Short exercise: Copy each line of the records that holds the string "this".

Source material:
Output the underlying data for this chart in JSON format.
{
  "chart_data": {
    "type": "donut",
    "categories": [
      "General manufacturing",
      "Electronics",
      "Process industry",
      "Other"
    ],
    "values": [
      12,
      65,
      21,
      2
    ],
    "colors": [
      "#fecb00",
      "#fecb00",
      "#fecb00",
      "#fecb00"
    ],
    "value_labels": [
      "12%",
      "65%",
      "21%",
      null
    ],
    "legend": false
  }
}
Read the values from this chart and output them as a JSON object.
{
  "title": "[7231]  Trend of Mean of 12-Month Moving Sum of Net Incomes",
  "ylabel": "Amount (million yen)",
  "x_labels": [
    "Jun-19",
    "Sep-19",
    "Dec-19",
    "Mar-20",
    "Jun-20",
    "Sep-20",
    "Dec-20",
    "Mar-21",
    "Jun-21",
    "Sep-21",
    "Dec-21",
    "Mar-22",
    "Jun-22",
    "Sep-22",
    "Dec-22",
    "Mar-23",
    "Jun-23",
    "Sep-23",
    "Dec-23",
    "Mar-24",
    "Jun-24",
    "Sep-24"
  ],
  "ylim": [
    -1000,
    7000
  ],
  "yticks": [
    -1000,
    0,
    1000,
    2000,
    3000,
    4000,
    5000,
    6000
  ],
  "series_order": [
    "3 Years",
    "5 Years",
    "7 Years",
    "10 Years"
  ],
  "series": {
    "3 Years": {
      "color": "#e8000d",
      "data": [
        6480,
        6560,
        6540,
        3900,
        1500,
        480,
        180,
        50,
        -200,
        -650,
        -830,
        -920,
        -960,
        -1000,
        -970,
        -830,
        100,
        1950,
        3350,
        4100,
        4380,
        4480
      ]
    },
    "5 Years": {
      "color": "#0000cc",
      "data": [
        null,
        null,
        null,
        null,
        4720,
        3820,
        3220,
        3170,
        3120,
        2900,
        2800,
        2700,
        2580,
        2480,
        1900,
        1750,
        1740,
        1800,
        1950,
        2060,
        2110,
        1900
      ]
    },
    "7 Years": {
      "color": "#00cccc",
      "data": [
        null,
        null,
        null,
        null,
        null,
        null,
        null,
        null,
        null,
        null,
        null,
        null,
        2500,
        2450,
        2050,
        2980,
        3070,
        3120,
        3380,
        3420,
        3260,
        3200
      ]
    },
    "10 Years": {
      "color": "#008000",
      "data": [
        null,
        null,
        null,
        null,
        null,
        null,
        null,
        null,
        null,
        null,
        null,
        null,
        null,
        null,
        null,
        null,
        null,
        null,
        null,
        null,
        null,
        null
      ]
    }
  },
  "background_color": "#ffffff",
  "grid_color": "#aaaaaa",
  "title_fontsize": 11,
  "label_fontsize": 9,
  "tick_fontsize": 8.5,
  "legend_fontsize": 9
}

Full solution:
Output the underlying data for this chart in JSON format.
Read the values from this chart and output them as a JSON object.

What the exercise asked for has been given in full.